What this task involves → Return the listing below in full, with every line exactly as it is.
-- Start --
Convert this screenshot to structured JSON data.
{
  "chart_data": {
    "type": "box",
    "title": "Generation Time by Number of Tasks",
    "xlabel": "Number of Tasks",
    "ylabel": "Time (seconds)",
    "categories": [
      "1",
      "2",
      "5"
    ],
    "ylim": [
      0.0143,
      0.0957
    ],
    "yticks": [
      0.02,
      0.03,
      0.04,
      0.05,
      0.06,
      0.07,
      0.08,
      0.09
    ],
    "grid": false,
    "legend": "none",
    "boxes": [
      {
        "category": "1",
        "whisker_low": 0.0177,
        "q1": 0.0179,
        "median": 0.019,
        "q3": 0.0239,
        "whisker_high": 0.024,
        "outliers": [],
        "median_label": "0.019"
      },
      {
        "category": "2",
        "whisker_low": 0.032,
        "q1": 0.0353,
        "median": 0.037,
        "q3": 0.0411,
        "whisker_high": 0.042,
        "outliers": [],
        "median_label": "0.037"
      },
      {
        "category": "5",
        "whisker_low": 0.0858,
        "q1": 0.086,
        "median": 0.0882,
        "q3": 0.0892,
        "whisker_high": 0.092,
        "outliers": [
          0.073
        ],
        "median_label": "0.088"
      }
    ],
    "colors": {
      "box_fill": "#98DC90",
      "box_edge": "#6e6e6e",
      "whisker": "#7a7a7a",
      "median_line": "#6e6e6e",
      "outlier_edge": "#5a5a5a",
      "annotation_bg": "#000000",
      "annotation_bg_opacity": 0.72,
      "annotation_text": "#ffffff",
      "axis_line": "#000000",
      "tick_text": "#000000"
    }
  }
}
-- End --
Worked answer →
Convert this screenshot to structured JSON data.
{
  "chart_data": {
    "type": "box",
    "title": "Generation Time by Number of Tasks",
    "xlabel": "Number of Tasks",
    "ylabel": "Time (seconds)",
    "categories": [
      "1",
      "2",
      "5"
    ],
    "ylim": [
      0.0143,
      0.0957
    ],
    "yticks": [
      0.02,
      0.03,
      0.04,
      0.05,
      0.06,
      0.07,
      0.08,
      0.09
    ],
    "grid": false,
    "legend": "none",
    "boxes": [
      {
        "category": "1",
        "whisker_low": 0.0177,
        "q1": 0.0179,
        "median": 0.019,
        "q3": 0.0239,
        "whisker_high": 0.024,
        "outliers": [],
        "median_label": "0.019"
      },
      {
        "category": "2",
        "whisker_low": 0.032,
        "q1": 0.0353,
        "median": 0.037,
        "q3": 0.0411,
        "whisker_high": 0.042,
        "outliers": [],
        "median_label": "0.037"
      },
      {
        "category": "5",
        "whisker_low": 0.0858,
        "q1": 0.086,
        "median": 0.0882,
        "q3": 0.0892,
        "whisker_high": 0.092,
        "outliers": [
          0.073
        ],
        "median_label": "0.088"
      }
    ],
    "colors": {
      "box_fill": "#98DC90",
      "box_edge": "#6e6e6e",
      "whisker": "#7a7a7a",
      "median_line": "#6e6e6e",
      "outlier_edge": "#5a5a5a",
      "annotation_bg": "#000000",
      "annotation_bg_opacity": 0.72,
      "annotation_text": "#ffffff",
      "axis_line": "#000000",
      "tick_text": "#000000"
    }
  }
}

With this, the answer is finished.